▶ Aim
Write the listing out again, all of it, word for word.

Stored data:
○ ○ ○ ○ ○
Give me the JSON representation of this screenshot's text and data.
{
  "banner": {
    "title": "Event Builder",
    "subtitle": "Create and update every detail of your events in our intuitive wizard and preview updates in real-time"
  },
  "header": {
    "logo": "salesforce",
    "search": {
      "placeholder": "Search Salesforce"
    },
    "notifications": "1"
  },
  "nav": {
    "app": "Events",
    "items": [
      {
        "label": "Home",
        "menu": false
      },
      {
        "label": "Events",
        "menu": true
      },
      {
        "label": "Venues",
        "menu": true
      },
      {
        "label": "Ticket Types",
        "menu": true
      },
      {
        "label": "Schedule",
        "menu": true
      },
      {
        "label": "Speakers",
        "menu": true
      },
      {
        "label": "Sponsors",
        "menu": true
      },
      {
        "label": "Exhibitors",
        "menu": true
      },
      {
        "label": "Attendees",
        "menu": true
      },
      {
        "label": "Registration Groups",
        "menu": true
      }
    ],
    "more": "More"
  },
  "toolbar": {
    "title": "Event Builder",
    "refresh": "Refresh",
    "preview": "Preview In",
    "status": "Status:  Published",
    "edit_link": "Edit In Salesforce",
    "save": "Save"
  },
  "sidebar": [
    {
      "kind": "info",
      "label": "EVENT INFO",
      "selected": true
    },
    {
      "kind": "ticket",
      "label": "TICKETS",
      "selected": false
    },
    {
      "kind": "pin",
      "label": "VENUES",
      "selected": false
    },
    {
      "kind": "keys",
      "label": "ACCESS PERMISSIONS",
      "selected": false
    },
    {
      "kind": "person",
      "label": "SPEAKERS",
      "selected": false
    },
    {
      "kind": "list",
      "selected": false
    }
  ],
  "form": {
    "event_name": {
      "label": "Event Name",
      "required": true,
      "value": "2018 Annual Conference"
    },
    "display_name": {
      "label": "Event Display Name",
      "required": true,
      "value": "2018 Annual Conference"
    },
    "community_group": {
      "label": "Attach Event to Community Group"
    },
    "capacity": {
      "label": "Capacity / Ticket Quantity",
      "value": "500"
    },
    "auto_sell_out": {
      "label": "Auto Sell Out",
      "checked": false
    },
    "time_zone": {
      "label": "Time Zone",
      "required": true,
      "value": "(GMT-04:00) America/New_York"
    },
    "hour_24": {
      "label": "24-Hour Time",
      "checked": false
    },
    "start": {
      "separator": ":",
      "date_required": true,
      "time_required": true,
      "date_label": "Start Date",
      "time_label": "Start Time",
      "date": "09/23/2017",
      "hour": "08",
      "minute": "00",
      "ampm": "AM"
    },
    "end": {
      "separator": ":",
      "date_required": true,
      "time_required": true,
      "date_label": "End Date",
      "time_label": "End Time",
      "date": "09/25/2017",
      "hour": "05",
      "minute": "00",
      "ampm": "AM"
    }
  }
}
○ ○ ○ ○ ○
▶ Expected answer
Give me the JSON representation of this screenshot's text and data.
{
  "banner": {
    "title": "Event Builder",
    "subtitle": "Create and update every detail of your events in our intuitive wizard and preview updates in real-time"
  },
  "header": {
    "logo": "salesforce",
    "search": {
      "placeholder": "Search Salesforce"
    },
    "notifications": "1"
  },
  "nav": {
    "app": "Events",
    "items": [
      {
        "label": "Home",
        "menu": false
      },
      {
        "label": "Events",
        "menu": true
      },
      {
        "label": "Venues",
        "menu": true
      },
      {
        "label": "Ticket Types",
        "menu": true
      },
      {
        "label": "Schedule",
        "menu": true
      },
      {
        "label": "Speakers",
        "menu": true
      },
      {
        "label": "Sponsors",
        "menu": true
      },
      {
        "label": "Exhibitors",
        "menu": true
      },
      {
        "label": "Attendees",
        "menu": true
      },
      {
        "label": "Registration Groups",
        "menu": true
      }
    ],
    "more": "More"
  },
  "toolbar": {
    "title": "Event Builder",
    "refresh": "Refresh",
    "preview": "Preview In",
    "status": "Status:  Published",
    "edit_link": "Edit In Salesforce",
    "save": "Save"
  },
  "sidebar": [
    {
      "kind": "info",
      "label": "EVENT INFO",
      "selected": true
    },
    {
      "kind": "ticket",
      "label": "TICKETS",
      "selected": false
    },
    {
      "kind": "pin",
      "label": "VENUES",
      "selected": false
    },
    {
      "kind": "keys",
      "label": "ACCESS PERMISSIONS",
      "selected": false
    },
    {
      "kind": "person",
      "label": "SPEAKERS",
      "selected": false
    },
    {
      "kind": "list",
      "selected": false
    }
  ],
  "form": {
    "event_name": {
      "label": "Event Name",
      "required": true,
      "value": "2018 Annual Conference"
    },
    "display_name": {
      "label": "Event Display Name",
      "required": true,
      "value": "2018 Annual Conference"
    },
    "community_group": {
      "label": "Attach Event to Community Group"
    },
    "capacity": {
      "label": "Capacity / Ticket Quantity",
      "value": "500"
    },
    "auto_sell_out": {
      "label": "Auto Sell Out",
      "checked": false
    },
    "time_zone": {
      "label": "Time Zone",
      "required": true,
      "value": "(GMT-04:00) America/New_York"
    },
    "hour_24": {
      "label": "24-Hour Time",
      "checked": false
    },
    "start": {
      "separator": ":",
      "date_required": true,
      "time_required": true,
      "date_label": "Start Date",
      "time_label": "Start Time",
      "date": "09/23/2017",
      "hour": "08",
      "minute": "00",
      "ampm": "AM"
    },
    "end": {
      "separator": ":",
      "date_required": true,
      "time_required": true,
      "date_label": "End Date",
      "time_label": "End Time",
      "date": "09/25/2017",
      "hour": "05",
      "minute": "00",
      "ampm": "AM"
    }
  }
}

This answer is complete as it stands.